— start of RECORDS SUPPLIED —
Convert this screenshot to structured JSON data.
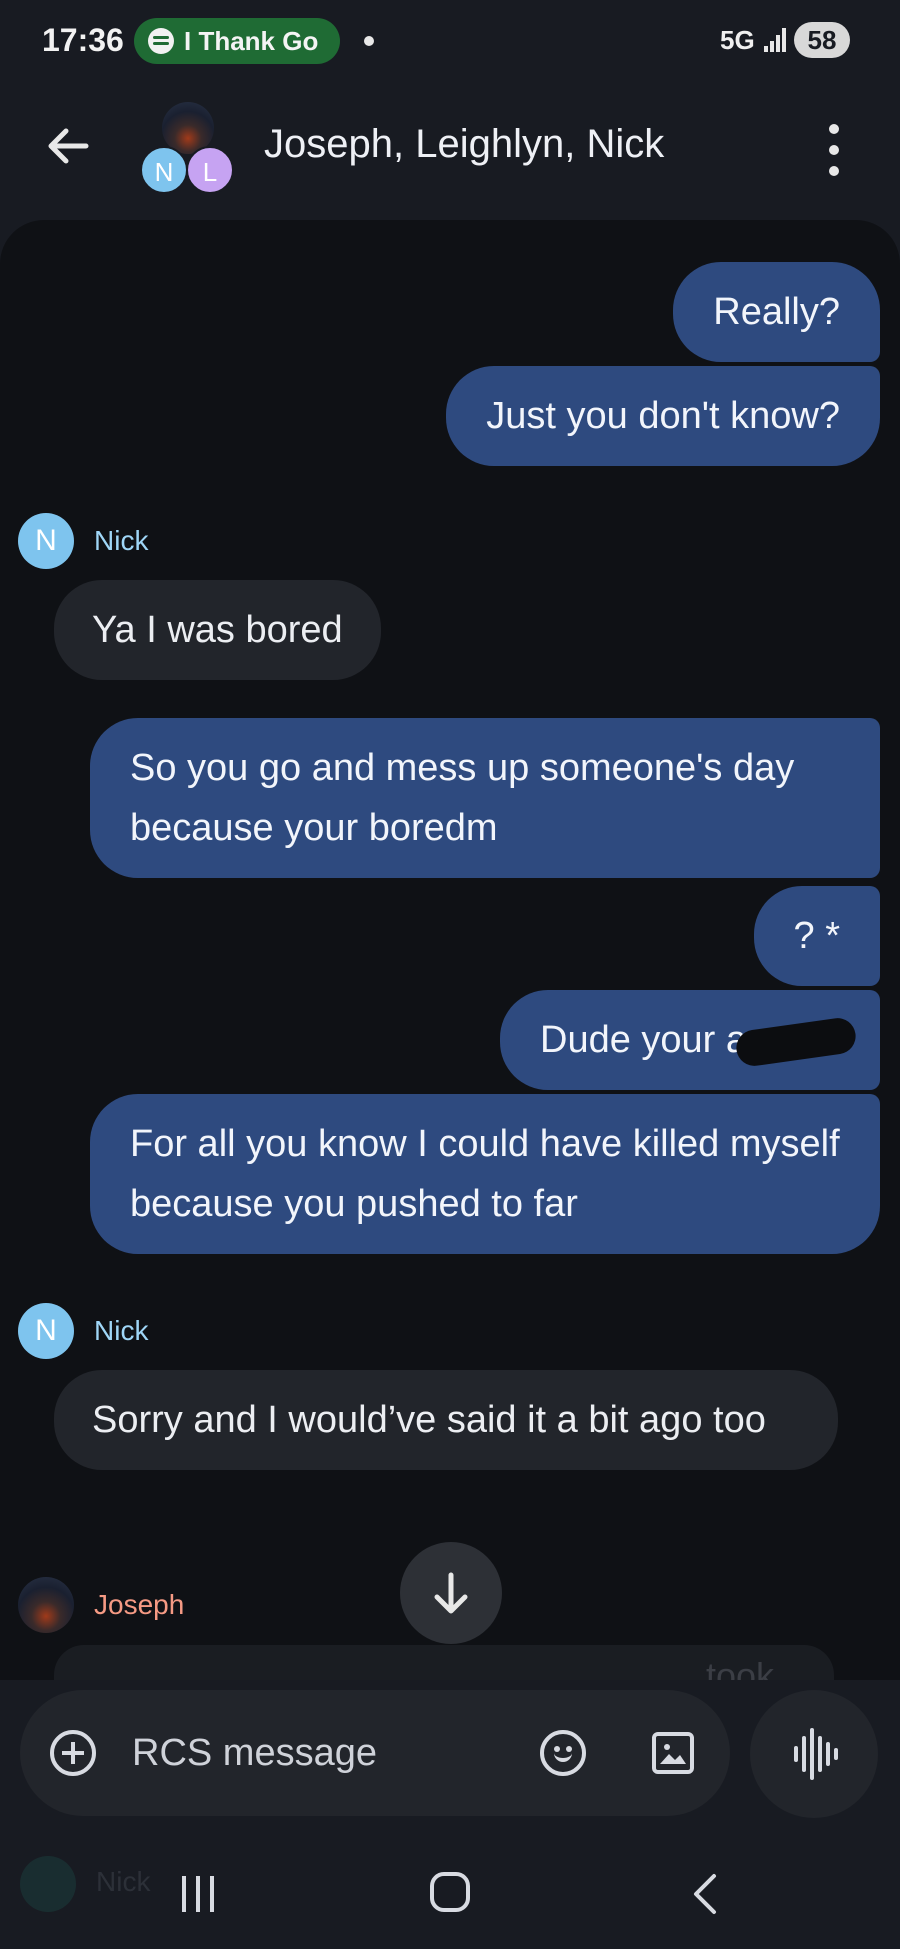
{
  "status_bar": {
    "time": "17:36",
    "media_pill_text": "I Thank Go",
    "network": "5G",
    "battery": "58"
  },
  "header": {
    "title": "Joseph, Leighlyn, Nick",
    "avatar_letters": [
      "N",
      "L"
    ]
  },
  "messages": [
    {
      "from": "me",
      "text": "Really?"
    },
    {
      "from": "me",
      "text": "Just you don't know?"
    },
    {
      "from": "Nick",
      "avatar": "N",
      "text": "Ya I was bored"
    },
    {
      "from": "me",
      "text": "So you go and mess up someone's day because your boredm"
    },
    {
      "from": "me",
      "text": "? *"
    },
    {
      "from": "me",
      "text": "Dude your a c"
    },
    {
      "from": "me",
      "text": "For all you know I could have killed myself because you pushed to far"
    },
    {
      "from": "Nick",
      "avatar": "N",
      "text": "Sorry and I would’ve said it a bit ago too"
    },
    {
      "from": "Joseph",
      "text": "took"
    }
  ],
  "senders": {
    "nick": "Nick",
    "joseph": "Joseph"
  },
  "compose": {
    "placeholder": "RCS message"
  },
  "nav": {
    "faded_name": "Nick"
  },
  "colors": {
    "outgoing_bubble": "#2e4a7f",
    "incoming_bubble": "#22252b",
    "nick_name": "#9fd6f7",
    "joseph_name": "#f59a84",
    "background": "#0f1115"
  },
  "icons": [
    "spotify-icon",
    "back-arrow-icon",
    "more-vert-icon",
    "arrow-down-icon",
    "add-circle-icon",
    "emoji-icon",
    "gallery-icon",
    "voice-waveform-icon",
    "recents-icon",
    "home-icon",
    "nav-back-icon"
  ]
}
— end of RECORDS SUPPLIED —
WORK REQUIRED:
Images in the records should not be copied. Repeat all the rest exactly.

RESULT BELOW:
Convert this screenshot to structured JSON data.
{
  "status_bar": {
    "time": "17:36",
    "media_pill_text": "I Thank Go",
    "network": "5G",
    "battery": "58"
  },
  "header": {
    "title": "Joseph, Leighlyn, Nick",
    "avatar_letters": [
      "N",
      "L"
    ]
  },
  "messages": [
    {
      "from": "me",
      "text": "Really?"
    },
    {
      "from": "me",
      "text": "Just you don't know?"
    },
    {
      "from": "Nick",
      "avatar": "N",
      "text": "Ya I was bored"
    },
    {
      "from": "me",
      "text": "So you go and mess up someone's day because your boredm"
    },
    {
      "from": "me",
      "text": "? *"
    },
    {
      "from": "me",
      "text": "Dude your a c"
    },
    {
      "from": "me",
      "text": "For all you know I could have killed myself because you pushed to far"
    },
    {
      "from": "Nick",
      "avatar": "N",
      "text": "Sorry and I would’ve said it a bit ago too"
    },
    {
      "from": "Joseph",
      "text": "took"
    }
  ],
  "senders": {
    "nick": "Nick",
    "joseph": "Joseph"
  },
  "compose": {
    "placeholder": "RCS message"
  },
  "nav": {
    "faded_name": "Nick"
  },
  "colors": {
    "outgoing_bubble": "#2e4a7f",
    "incoming_bubble": "#22252b",
    "nick_name": "#9fd6f7",
    "joseph_name": "#f59a84",
    "background": "#0f1115"
  },
  "icons": [
    "spotify-icon",
    "back-arrow-icon",
    "more-vert-icon",
    "arrow-down-icon",
    "add-circle-icon",
    "emoji-icon",
    "gallery-icon",
    "voice-waveform-icon",
    "recents-icon",
    "home-icon",
    "nav-back-icon"
  ]
}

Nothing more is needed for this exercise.